- _Your goal_
Review the listing and copy each line that holds the word "xlabel".

begin

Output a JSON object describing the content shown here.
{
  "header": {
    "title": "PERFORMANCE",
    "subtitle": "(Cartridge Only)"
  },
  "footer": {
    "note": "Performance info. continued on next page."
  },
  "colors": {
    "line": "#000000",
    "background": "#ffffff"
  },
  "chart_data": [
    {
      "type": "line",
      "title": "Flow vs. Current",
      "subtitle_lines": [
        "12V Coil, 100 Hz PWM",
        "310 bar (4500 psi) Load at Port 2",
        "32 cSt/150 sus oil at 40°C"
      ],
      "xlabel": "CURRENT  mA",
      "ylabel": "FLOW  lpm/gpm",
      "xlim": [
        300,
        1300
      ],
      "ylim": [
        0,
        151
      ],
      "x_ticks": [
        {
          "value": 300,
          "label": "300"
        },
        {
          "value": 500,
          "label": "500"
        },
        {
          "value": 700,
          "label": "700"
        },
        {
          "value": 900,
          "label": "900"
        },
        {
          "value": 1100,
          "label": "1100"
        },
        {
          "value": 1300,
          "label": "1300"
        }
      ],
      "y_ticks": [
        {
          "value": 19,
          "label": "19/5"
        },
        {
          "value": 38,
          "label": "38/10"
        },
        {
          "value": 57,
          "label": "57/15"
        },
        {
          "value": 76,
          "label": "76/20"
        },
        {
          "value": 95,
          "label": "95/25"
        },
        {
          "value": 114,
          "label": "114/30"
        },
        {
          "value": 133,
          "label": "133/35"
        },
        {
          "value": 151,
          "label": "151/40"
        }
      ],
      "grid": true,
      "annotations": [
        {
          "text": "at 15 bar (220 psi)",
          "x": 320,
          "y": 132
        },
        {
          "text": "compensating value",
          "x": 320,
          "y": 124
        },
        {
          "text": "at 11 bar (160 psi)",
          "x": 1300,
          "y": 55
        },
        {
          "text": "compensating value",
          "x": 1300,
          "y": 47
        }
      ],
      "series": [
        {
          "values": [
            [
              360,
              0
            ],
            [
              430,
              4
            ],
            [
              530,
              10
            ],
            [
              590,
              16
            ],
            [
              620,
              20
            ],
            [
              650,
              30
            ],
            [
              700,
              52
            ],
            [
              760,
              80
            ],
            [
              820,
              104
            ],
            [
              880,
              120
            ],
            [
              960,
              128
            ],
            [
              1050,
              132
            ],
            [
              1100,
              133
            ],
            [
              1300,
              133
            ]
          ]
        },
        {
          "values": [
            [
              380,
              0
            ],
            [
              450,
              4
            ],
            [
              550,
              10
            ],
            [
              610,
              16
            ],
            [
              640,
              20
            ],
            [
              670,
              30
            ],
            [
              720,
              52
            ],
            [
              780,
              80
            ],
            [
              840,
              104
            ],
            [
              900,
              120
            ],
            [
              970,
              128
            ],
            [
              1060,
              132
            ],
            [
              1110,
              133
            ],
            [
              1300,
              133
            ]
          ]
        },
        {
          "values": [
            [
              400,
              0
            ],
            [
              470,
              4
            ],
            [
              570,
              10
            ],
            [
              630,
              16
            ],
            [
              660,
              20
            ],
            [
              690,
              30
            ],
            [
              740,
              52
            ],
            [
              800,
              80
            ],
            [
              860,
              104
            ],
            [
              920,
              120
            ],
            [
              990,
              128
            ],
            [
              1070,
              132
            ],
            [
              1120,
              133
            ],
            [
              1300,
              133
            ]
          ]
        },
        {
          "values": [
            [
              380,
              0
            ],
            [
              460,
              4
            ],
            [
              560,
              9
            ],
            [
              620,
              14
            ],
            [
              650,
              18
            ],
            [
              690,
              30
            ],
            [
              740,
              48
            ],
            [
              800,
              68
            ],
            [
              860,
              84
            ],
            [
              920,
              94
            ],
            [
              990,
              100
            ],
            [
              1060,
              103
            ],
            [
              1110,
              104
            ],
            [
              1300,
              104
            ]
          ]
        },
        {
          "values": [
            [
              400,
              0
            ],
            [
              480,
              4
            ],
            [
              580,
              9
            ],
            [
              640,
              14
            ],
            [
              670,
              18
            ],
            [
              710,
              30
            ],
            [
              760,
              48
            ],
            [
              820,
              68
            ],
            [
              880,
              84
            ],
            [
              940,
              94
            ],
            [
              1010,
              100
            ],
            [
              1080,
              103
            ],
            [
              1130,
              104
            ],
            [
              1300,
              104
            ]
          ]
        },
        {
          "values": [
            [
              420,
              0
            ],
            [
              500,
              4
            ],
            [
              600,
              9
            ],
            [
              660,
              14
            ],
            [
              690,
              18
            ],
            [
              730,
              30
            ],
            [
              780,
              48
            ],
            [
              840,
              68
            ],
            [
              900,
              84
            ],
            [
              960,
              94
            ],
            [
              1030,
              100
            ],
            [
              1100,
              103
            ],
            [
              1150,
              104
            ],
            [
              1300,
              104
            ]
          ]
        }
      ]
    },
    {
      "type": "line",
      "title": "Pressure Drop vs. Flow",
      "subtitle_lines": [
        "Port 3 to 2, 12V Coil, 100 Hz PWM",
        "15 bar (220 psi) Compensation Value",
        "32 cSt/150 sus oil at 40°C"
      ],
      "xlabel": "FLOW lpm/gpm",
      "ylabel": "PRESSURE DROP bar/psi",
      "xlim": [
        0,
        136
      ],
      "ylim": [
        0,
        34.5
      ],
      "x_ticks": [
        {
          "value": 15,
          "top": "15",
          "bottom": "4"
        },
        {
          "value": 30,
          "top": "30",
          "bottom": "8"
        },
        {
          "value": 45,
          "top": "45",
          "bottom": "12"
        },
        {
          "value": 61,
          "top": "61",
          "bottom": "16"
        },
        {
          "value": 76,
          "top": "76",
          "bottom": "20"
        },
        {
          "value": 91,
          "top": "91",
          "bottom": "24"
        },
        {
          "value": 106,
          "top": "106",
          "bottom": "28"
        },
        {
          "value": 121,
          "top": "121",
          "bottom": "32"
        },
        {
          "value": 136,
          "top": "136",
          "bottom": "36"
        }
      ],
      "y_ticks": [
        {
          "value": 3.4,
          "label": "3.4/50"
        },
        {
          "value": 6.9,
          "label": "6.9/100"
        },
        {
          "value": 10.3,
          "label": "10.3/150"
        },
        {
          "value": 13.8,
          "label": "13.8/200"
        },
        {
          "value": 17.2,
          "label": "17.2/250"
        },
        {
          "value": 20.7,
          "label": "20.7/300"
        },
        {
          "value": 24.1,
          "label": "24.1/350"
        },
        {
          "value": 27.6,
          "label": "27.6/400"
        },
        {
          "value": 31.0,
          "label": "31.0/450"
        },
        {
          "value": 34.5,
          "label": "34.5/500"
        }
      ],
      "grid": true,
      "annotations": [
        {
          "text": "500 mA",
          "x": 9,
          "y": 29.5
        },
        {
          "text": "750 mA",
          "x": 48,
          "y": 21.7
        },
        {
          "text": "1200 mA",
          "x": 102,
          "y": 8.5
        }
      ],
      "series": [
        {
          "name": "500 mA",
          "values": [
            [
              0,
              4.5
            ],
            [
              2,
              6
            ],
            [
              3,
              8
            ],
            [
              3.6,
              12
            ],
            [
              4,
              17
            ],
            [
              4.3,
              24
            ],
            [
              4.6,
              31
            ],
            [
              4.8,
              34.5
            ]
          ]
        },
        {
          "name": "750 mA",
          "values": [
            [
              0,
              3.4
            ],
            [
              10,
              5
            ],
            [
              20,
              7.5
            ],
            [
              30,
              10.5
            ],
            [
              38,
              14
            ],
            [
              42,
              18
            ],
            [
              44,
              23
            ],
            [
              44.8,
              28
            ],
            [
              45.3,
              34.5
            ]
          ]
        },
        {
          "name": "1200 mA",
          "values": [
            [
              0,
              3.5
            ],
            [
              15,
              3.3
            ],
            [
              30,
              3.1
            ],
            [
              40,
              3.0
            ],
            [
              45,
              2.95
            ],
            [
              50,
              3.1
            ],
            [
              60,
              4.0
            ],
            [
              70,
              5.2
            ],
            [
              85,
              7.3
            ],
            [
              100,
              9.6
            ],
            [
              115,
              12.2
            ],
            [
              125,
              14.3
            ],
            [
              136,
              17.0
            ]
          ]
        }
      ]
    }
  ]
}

end

- _Task solution_
      "xlabel": "CURRENT  mA",
      "xlabel": "FLOW lpm/gpm",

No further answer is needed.